» **EXERCISE DETAILS**
Print the listing as it stands, omitting all images.
* start GIVEN DATA *
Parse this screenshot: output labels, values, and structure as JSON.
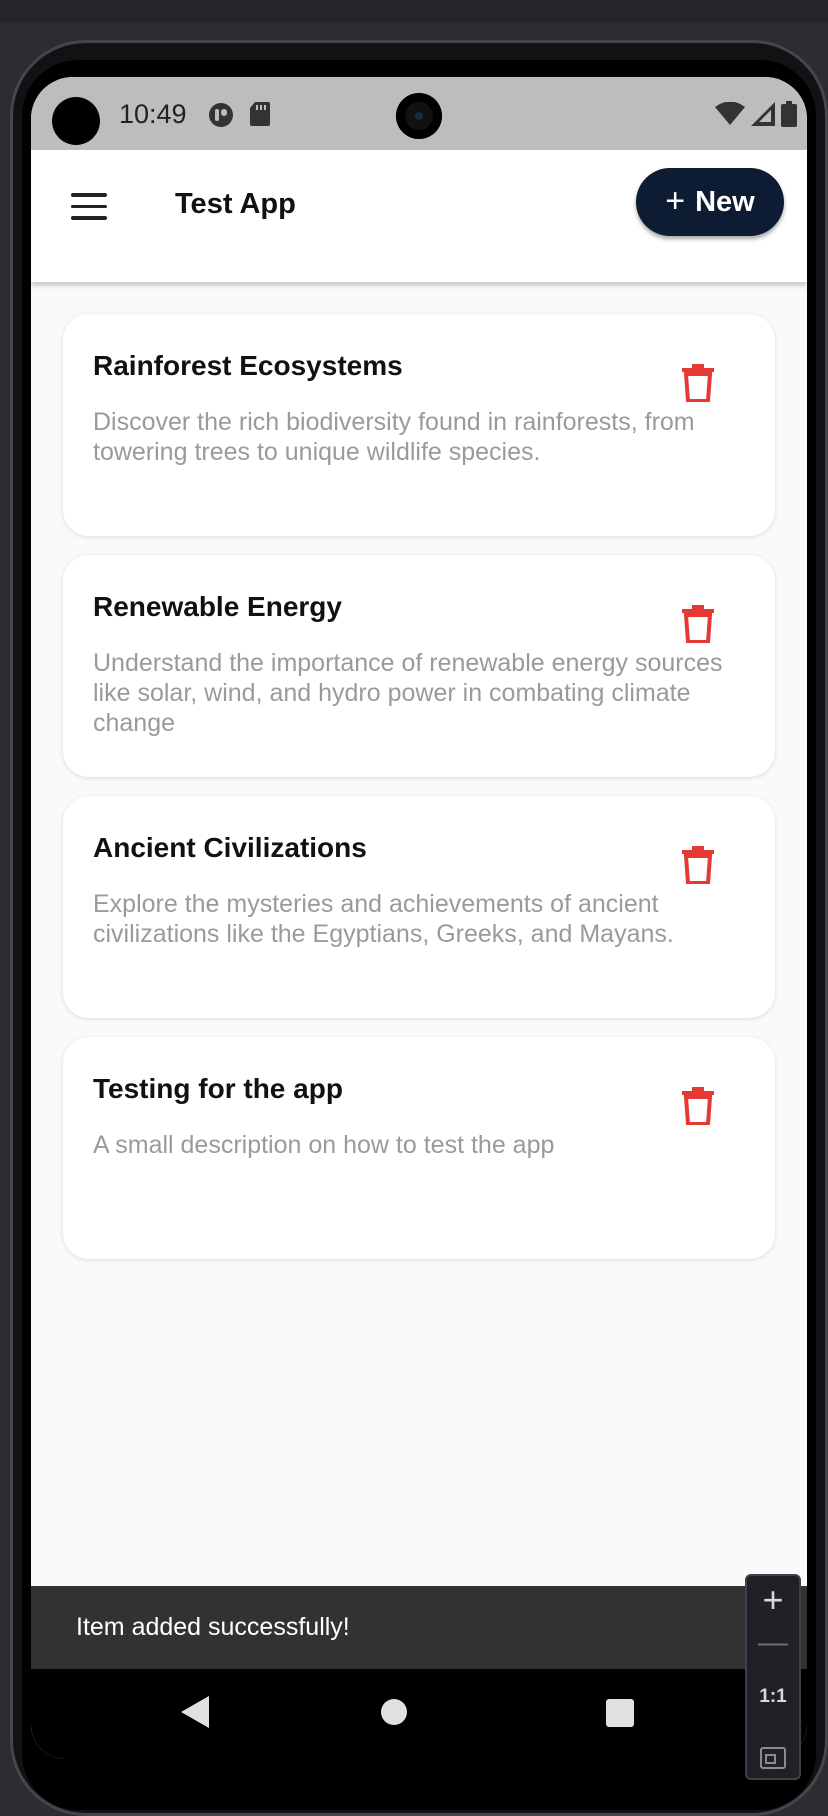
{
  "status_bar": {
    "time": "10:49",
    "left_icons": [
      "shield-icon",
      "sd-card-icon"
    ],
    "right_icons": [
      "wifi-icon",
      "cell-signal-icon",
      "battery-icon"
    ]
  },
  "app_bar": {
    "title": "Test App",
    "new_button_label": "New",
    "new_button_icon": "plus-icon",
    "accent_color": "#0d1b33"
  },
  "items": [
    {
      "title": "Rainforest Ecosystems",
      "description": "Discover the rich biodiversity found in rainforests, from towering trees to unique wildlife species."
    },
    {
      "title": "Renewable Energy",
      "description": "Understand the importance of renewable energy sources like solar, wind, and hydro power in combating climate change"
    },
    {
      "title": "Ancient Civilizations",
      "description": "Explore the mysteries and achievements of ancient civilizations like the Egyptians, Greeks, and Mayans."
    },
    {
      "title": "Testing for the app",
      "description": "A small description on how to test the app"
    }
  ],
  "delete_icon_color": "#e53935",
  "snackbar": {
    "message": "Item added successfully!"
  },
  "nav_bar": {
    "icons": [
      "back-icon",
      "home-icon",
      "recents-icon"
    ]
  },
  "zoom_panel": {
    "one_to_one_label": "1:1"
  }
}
* end GIVEN DATA *
» **RESULT FOR THIS TASK**
Parse this screenshot: output labels, values, and structure as JSON.
{
  "status_bar": {
    "time": "10:49",
    "left_icons": [
      "shield-icon",
      "sd-card-icon"
    ],
    "right_icons": [
      "wifi-icon",
      "cell-signal-icon",
      "battery-icon"
    ]
  },
  "app_bar": {
    "title": "Test App",
    "new_button_label": "New",
    "new_button_icon": "plus-icon",
    "accent_color": "#0d1b33"
  },
  "items": [
    {
      "title": "Rainforest Ecosystems",
      "description": "Discover the rich biodiversity found in rainforests, from towering trees to unique wildlife species."
    },
    {
      "title": "Renewable Energy",
      "description": "Understand the importance of renewable energy sources like solar, wind, and hydro power in combating climate change"
    },
    {
      "title": "Ancient Civilizations",
      "description": "Explore the mysteries and achievements of ancient civilizations like the Egyptians, Greeks, and Mayans."
    },
    {
      "title": "Testing for the app",
      "description": "A small description on how to test the app"
    }
  ],
  "delete_icon_color": "#e53935",
  "snackbar": {
    "message": "Item added successfully!"
  },
  "nav_bar": {
    "icons": [
      "back-icon",
      "home-icon",
      "recents-icon"
    ]
  },
  "zoom_panel": {
    "one_to_one_label": "1:1"
  }
}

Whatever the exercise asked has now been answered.